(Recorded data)

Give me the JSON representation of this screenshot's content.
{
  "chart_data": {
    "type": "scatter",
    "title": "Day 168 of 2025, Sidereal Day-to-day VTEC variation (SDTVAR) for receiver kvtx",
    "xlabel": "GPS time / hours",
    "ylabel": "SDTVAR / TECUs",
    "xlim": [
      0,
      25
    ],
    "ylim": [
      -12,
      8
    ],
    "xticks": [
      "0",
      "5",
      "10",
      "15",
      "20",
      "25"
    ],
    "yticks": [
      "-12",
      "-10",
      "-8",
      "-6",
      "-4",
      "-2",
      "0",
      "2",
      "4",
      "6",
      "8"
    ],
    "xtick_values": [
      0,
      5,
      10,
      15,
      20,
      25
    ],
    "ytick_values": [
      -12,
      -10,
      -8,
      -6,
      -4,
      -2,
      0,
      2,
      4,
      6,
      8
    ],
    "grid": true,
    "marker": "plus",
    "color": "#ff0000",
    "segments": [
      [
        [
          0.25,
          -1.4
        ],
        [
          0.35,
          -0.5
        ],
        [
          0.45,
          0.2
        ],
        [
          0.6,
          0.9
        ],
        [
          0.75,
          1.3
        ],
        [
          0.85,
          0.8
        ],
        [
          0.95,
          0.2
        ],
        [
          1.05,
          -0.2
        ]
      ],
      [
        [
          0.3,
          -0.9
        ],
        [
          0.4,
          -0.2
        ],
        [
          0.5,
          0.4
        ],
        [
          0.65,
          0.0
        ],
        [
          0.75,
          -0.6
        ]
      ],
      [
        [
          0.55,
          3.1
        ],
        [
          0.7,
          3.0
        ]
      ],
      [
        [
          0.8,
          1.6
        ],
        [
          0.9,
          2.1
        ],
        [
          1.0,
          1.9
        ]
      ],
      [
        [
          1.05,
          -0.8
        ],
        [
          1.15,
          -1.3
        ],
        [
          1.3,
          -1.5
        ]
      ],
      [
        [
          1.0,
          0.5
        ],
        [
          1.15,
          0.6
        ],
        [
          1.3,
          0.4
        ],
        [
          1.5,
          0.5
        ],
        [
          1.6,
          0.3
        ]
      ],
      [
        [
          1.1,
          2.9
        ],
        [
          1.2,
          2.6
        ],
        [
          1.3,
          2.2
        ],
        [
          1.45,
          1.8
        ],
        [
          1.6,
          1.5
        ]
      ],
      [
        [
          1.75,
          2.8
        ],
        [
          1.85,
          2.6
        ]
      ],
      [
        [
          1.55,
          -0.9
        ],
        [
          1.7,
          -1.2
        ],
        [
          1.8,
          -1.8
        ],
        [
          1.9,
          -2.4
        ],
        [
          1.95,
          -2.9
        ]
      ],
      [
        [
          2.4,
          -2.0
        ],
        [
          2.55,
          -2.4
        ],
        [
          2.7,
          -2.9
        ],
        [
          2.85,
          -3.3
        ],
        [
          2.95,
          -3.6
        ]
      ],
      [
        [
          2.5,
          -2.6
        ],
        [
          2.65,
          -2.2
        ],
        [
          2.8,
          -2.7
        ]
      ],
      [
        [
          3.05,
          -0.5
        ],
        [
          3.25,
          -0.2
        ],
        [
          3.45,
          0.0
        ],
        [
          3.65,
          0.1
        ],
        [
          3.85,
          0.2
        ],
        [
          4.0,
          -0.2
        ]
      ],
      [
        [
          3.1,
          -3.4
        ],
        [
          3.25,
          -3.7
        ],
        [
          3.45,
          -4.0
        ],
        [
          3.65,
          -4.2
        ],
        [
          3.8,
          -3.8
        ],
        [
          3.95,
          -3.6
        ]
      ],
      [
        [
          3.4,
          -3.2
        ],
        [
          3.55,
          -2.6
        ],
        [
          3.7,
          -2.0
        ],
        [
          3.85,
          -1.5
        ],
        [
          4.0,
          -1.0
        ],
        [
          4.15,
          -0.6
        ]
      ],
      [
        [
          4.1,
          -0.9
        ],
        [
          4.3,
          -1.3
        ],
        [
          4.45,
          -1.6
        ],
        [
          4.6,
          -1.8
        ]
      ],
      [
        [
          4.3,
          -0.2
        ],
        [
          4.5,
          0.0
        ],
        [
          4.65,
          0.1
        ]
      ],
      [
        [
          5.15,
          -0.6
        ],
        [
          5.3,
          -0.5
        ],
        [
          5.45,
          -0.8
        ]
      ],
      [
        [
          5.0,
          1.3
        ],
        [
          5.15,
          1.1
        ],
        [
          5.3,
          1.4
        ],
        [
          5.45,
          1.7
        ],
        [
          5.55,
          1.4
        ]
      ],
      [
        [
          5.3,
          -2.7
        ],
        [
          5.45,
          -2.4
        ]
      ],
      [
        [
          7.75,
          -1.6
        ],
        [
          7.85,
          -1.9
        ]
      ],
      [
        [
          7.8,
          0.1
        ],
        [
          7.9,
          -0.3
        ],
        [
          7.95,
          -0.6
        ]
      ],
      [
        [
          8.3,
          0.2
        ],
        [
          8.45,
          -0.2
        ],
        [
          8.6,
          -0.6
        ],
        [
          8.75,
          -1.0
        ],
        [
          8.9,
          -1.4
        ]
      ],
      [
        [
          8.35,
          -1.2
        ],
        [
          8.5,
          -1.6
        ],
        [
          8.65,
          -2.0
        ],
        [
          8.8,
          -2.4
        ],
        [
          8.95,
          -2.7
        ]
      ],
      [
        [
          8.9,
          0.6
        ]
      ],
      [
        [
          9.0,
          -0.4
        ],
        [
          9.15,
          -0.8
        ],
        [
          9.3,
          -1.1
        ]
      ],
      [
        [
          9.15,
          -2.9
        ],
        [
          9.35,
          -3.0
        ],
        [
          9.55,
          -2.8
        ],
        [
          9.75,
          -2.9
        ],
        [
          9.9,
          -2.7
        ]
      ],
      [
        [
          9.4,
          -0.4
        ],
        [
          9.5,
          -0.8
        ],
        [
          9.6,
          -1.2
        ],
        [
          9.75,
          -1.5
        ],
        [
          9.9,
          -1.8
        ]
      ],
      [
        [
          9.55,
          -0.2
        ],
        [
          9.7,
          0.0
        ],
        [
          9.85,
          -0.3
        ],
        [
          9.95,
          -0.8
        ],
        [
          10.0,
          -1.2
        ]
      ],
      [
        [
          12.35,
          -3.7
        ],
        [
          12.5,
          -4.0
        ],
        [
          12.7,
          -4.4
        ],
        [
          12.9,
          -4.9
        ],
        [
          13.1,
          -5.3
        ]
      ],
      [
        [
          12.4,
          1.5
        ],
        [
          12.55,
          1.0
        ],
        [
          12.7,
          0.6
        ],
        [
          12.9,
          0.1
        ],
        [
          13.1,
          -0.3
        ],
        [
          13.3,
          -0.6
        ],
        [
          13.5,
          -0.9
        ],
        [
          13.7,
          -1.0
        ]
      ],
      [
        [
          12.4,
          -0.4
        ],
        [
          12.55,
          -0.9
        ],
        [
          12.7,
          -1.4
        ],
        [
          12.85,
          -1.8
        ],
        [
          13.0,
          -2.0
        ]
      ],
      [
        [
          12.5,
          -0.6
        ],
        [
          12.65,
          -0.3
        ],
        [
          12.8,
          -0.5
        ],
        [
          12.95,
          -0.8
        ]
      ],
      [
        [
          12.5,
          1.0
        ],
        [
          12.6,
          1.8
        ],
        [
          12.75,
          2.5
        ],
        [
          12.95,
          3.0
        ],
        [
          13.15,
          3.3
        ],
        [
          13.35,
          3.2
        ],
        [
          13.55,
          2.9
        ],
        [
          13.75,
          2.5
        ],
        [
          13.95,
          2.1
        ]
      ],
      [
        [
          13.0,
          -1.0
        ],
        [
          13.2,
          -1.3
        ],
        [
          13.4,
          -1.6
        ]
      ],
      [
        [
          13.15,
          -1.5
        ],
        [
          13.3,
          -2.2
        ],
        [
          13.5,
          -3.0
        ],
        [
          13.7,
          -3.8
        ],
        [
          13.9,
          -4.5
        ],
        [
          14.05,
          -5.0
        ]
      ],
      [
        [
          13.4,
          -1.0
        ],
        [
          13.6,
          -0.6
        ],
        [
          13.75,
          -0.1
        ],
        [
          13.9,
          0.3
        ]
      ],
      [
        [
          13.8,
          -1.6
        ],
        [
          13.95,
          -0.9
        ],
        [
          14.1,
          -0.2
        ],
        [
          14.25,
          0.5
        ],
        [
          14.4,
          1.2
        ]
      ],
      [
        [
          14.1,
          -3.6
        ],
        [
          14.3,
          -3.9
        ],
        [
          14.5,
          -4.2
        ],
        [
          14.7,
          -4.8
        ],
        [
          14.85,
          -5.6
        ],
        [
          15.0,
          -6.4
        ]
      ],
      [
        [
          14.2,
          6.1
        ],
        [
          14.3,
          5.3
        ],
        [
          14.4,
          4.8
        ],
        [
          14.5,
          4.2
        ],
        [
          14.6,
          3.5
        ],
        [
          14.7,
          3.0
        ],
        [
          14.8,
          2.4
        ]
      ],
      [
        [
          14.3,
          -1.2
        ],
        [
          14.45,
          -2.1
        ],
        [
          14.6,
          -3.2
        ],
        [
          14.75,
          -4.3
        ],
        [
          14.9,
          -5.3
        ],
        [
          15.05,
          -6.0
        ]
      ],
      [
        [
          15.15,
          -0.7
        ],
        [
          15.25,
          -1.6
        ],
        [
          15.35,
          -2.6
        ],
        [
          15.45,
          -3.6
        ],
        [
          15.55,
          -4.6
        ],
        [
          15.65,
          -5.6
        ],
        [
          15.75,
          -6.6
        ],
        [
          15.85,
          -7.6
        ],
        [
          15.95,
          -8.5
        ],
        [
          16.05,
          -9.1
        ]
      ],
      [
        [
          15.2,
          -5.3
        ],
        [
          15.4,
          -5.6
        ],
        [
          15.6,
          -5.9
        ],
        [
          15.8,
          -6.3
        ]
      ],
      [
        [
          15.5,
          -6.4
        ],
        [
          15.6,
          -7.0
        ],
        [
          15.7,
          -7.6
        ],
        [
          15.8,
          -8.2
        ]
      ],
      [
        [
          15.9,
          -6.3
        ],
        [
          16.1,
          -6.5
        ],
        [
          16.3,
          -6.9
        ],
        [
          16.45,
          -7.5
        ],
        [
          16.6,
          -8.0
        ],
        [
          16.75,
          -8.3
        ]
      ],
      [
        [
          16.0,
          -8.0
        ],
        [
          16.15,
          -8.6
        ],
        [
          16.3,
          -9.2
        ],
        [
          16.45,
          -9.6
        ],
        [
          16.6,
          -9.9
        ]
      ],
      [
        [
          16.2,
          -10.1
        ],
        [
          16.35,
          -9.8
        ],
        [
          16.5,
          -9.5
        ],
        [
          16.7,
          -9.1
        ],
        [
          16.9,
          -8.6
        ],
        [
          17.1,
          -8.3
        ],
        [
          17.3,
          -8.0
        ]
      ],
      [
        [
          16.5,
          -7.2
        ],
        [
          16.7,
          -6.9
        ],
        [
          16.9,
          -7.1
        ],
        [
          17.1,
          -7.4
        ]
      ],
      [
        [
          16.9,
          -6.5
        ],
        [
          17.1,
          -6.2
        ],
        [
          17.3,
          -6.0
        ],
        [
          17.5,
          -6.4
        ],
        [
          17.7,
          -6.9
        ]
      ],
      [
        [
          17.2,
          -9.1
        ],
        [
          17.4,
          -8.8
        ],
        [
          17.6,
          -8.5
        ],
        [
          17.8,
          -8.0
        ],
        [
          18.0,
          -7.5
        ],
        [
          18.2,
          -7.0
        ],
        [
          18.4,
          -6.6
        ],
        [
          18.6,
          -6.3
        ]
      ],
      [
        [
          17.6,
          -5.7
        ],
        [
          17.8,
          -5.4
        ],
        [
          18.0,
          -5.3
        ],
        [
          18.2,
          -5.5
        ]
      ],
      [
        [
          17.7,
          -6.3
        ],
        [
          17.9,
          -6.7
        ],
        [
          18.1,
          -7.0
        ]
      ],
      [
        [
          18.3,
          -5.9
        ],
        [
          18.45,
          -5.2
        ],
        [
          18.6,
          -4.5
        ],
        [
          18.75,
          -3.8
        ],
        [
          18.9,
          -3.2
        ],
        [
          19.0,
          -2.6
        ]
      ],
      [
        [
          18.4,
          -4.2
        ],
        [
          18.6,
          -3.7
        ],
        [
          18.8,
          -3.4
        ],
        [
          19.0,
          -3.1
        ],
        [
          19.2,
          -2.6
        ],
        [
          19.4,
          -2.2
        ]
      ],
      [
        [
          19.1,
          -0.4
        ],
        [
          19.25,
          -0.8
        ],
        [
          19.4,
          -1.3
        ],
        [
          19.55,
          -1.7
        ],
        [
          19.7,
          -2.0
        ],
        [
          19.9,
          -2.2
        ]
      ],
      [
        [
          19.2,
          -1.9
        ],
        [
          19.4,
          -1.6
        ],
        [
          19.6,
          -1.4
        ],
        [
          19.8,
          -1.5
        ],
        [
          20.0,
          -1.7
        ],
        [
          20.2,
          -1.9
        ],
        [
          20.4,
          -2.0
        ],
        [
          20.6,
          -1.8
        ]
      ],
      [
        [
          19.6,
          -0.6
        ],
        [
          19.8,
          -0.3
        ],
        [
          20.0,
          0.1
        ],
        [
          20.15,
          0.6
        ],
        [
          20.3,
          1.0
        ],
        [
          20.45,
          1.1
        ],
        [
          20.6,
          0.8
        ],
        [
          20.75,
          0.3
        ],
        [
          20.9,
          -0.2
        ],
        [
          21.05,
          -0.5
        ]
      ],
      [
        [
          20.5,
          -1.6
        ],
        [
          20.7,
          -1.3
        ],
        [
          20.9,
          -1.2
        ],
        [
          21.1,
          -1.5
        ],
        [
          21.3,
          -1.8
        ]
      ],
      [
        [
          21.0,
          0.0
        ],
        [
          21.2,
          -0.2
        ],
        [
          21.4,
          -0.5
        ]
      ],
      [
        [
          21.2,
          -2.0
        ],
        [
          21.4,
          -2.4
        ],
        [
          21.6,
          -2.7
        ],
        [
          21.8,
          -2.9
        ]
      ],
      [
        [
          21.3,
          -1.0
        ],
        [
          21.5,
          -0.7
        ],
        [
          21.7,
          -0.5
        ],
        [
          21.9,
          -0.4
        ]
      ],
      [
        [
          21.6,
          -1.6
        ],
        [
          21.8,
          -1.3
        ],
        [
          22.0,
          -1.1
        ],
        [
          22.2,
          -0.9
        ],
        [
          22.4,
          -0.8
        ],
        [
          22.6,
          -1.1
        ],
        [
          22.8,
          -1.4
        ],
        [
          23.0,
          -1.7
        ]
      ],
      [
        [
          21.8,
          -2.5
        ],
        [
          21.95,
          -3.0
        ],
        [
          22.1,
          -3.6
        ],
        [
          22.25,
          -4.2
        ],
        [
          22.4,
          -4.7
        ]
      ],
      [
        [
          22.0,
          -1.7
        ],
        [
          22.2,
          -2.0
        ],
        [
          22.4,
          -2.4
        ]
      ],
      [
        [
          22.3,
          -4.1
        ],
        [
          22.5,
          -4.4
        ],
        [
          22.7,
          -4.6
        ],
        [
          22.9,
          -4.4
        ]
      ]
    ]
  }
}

*Directions*
Extract from the data every line where "SDTVAR" shows up.

*Right answer*
    "title": "Day 168 of 2025, Sidereal Day-to-day VTEC variation (SDTVAR) for receiver kvtx",
    "ylabel": "SDTVAR / TECUs",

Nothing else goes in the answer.